(Dataset entries on figures)
══════

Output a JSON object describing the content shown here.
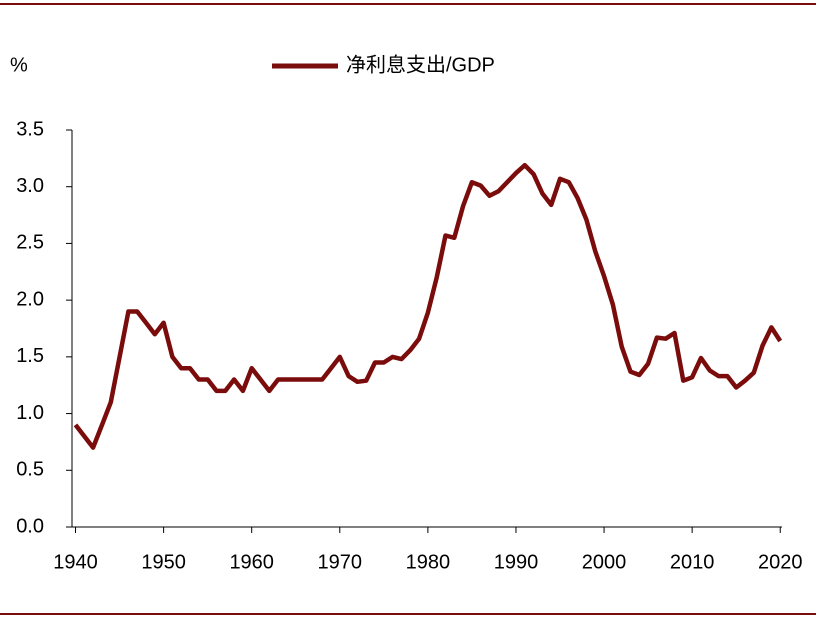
{
  "chart_data": {
    "type": "line",
    "y_axis_label": "%",
    "x": [
      1940,
      1941,
      1942,
      1943,
      1944,
      1945,
      1946,
      1947,
      1948,
      1949,
      1950,
      1951,
      1952,
      1953,
      1954,
      1955,
      1956,
      1957,
      1958,
      1959,
      1960,
      1961,
      1962,
      1963,
      1964,
      1965,
      1966,
      1967,
      1968,
      1969,
      1970,
      1971,
      1972,
      1973,
      1974,
      1975,
      1976,
      1977,
      1978,
      1979,
      1980,
      1981,
      1982,
      1983,
      1984,
      1985,
      1986,
      1987,
      1988,
      1989,
      1990,
      1991,
      1992,
      1993,
      1994,
      1995,
      1996,
      1997,
      1998,
      1999,
      2000,
      2001,
      2002,
      2003,
      2004,
      2005,
      2006,
      2007,
      2008,
      2009,
      2010,
      2011,
      2012,
      2013,
      2014,
      2015,
      2016,
      2017,
      2018,
      2019,
      2020
    ],
    "series": [
      {
        "name": "净利息支出/GDP",
        "color": "#7b0c0c",
        "values": [
          0.9,
          0.8,
          0.7,
          0.9,
          1.1,
          1.5,
          1.9,
          1.9,
          1.8,
          1.7,
          1.8,
          1.5,
          1.4,
          1.4,
          1.3,
          1.3,
          1.2,
          1.2,
          1.3,
          1.2,
          1.4,
          1.3,
          1.2,
          1.3,
          1.3,
          1.3,
          1.3,
          1.3,
          1.3,
          1.4,
          1.5,
          1.33,
          1.28,
          1.29,
          1.45,
          1.45,
          1.5,
          1.48,
          1.56,
          1.66,
          1.89,
          2.2,
          2.57,
          2.55,
          2.83,
          3.04,
          3.01,
          2.92,
          2.96,
          3.04,
          3.12,
          3.19,
          3.11,
          2.94,
          2.84,
          3.07,
          3.04,
          2.9,
          2.71,
          2.43,
          2.21,
          1.96,
          1.59,
          1.37,
          1.34,
          1.44,
          1.67,
          1.66,
          1.71,
          1.29,
          1.32,
          1.49,
          1.38,
          1.33,
          1.33,
          1.23,
          1.29,
          1.36,
          1.6,
          1.76,
          1.64
        ]
      }
    ],
    "xlim": [
      1939.6,
      2020.2
    ],
    "xticks": [
      1940,
      1950,
      1960,
      1970,
      1980,
      1990,
      2000,
      2010,
      2020
    ],
    "ylim": [
      0,
      3.5
    ],
    "yticks": [
      {
        "value": 0,
        "label": "0.0"
      },
      0.5,
      {
        "value": 1,
        "label": "1.0"
      },
      1.5,
      {
        "value": 2,
        "label": "2.0"
      },
      2.5,
      {
        "value": 3,
        "label": "3.0"
      },
      3.5
    ],
    "legend": "top"
  }
}
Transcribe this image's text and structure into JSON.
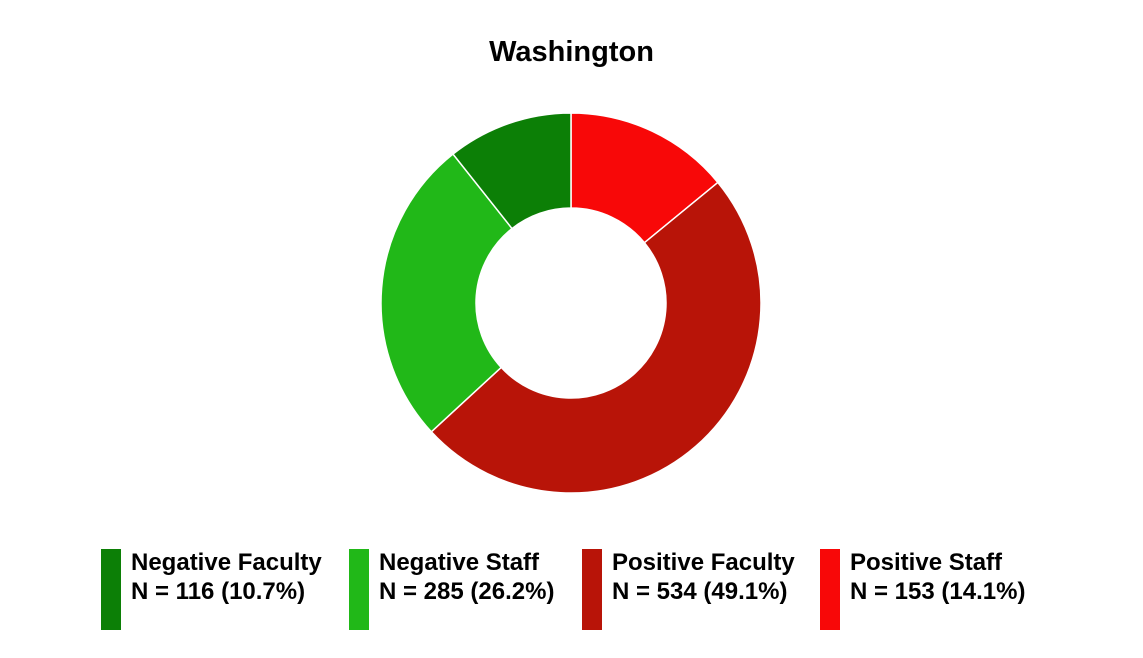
{
  "chart_data": {
    "type": "pie",
    "variant": "donut",
    "title": "Washington",
    "slices": [
      {
        "label": "Negative Faculty",
        "value": 116,
        "percent": 10.7,
        "legend_value": "N = 116 (10.7%)",
        "color": "#0c7f06"
      },
      {
        "label": "Negative Staff",
        "value": 285,
        "percent": 26.2,
        "legend_value": "N = 285 (26.2%)",
        "color": "#21b818"
      },
      {
        "label": "Positive Faculty",
        "value": 534,
        "percent": 49.1,
        "legend_value": "N = 534 (49.1%)",
        "color": "#b81408"
      },
      {
        "label": "Positive Staff",
        "value": 153,
        "percent": 14.1,
        "legend_value": "N = 153 (14.1%)",
        "color": "#f80808"
      }
    ],
    "draw_order": [
      "Positive Staff",
      "Positive Faculty",
      "Negative Staff",
      "Negative Faculty"
    ],
    "start_angle": "top",
    "direction": "clockwise",
    "legend_position": "bottom"
  }
}
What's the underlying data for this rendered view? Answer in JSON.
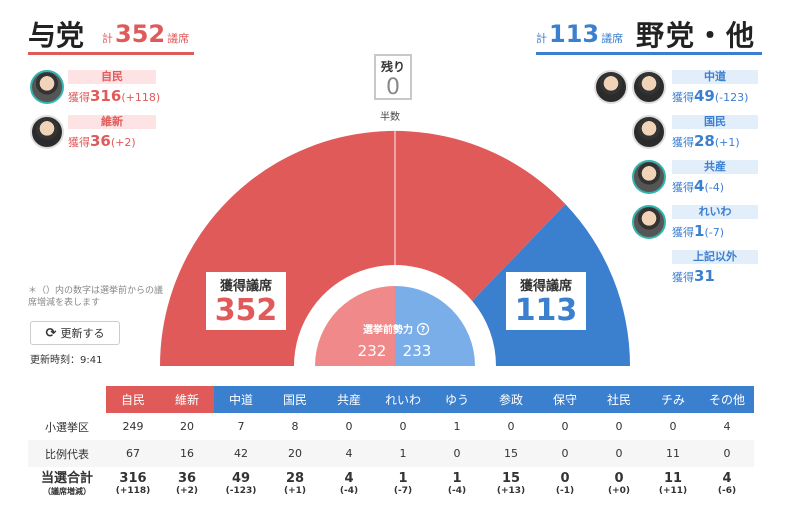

══════

§ **WHAT YOU HAVE TO DO**
Please write out all of the material above without changing a word, and omit any pictures.

§ **SOLUTION TO THIS EXERCISE**
Output a JSON object describing the content shown here.
{
  "chart_data": {
    "type": "line",
    "y_axis_label": "%",
    "x": [
      1940,
      1941,
      1942,
      1943,
      1944,
      1945,
      1946,
      1947,
      1948,
      1949,
      1950,
      1951,
      1952,
      1953,
      1954,
      1955,
      1956,
      1957,
      1958,
      1959,
      1960,
      1961,
      1962,
      1963,
      1964,
      1965,
      1966,
      1967,
      1968,
      1969,
      1970,
      1971,
      1972,
      1973,
      1974,
      1975,
      1976,
      1977,
      1978,
      1979,
      1980,
      1981,
      1982,
      1983,
      1984,
      1985,
      1986,
      1987,
      1988,
      1989,
      1990,
      1991,
      1992,
      1993,
      1994,
      1995,
      1996,
      1997,
      1998,
      1999,
      2000,
      2001,
      2002,
      2003,
      2004,
      2005,
      2006,
      2007,
      2008,
      2009,
      2010,
      2011,
      2012,
      2013,
      2014,
      2015,
      2016,
      2017,
      2018,
      2019,
      2020
    ],
    "series": [
      {
        "name": "净利息支出/GDP",
        "color": "#7b0c0c",
        "values": [
          0.9,
          0.8,
          0.7,
          0.9,
          1.1,
          1.5,
          1.9,
          1.9,
          1.8,
          1.7,
          1.8,
          1.5,
          1.4,
          1.4,
          1.3,
          1.3,
          1.2,
          1.2,
          1.3,
          1.2,
          1.4,
          1.3,
          1.2,
          1.3,
          1.3,
          1.3,
          1.3,
          1.3,
          1.3,
          1.4,
          1.5,
          1.33,
          1.28,
          1.29,
          1.45,
          1.45,
          1.5,
          1.48,
          1.56,
          1.66,
          1.89,
          2.2,
          2.57,
          2.55,
          2.83,
          3.04,
          3.01,
          2.92,
          2.96,
          3.04,
          3.12,
          3.19,
          3.11,
          2.94,
          2.84,
          3.07,
          3.04,
          2.9,
          2.71,
          2.43,
          2.21,
          1.96,
          1.59,
          1.37,
          1.34,
          1.44,
          1.67,
          1.66,
          1.71,
          1.29,
          1.32,
          1.49,
          1.38,
          1.33,
          1.33,
          1.23,
          1.29,
          1.36,
          1.6,
          1.76,
          1.64
        ]
      }
    ],
    "xlim": [
      1939.6,
      2020.2
    ],
    "xticks": [
      1940,
      1950,
      1960,
      1970,
      1980,
      1990,
      2000,
      2010,
      2020
    ],
    "ylim": [
      0,
      3.5
    ],
    "yticks": [
      {
        "value": 0,
        "label": "0.0"
      },
      0.5,
      {
        "value": 1,
        "label": "1.0"
      },
      1.5,
      {
        "value": 2,
        "label": "2.0"
      },
      2.5,
      {
        "value": 3,
        "label": "3.0"
      },
      3.5
    ],
    "legend": "top"
  }
}
Transcribe this image's text and structure into JSON.
{
  "chart_data": {
    "type": "pie",
    "variant": "donut",
    "title": "Washington",
    "slices": [
      {
        "label": "Negative Faculty",
        "value": 116,
        "percent": 10.7,
        "legend_value": "N = 116 (10.7%)",
        "color": "#0c7f06"
      },
      {
        "label": "Negative Staff",
        "value": 285,
        "percent": 26.2,
        "legend_value": "N = 285 (26.2%)",
        "color": "#21b818"
      },
      {
        "label": "Positive Faculty",
        "value": 534,
        "percent": 49.1,
        "legend_value": "N = 534 (49.1%)",
        "color": "#b81408"
      },
      {
        "label": "Positive Staff",
        "value": 153,
        "percent": 14.1,
        "legend_value": "N = 153 (14.1%)",
        "color": "#f80808"
      }
    ],
    "draw_order": [
      "Positive Staff",
      "Positive Faculty",
      "Negative Staff",
      "Negative Faculty"
    ],
    "start_angle": "top",
    "direction": "clockwise",
    "legend_position": "bottom"
  }
}
What's the underlying data for this rendered view? Answer in JSON.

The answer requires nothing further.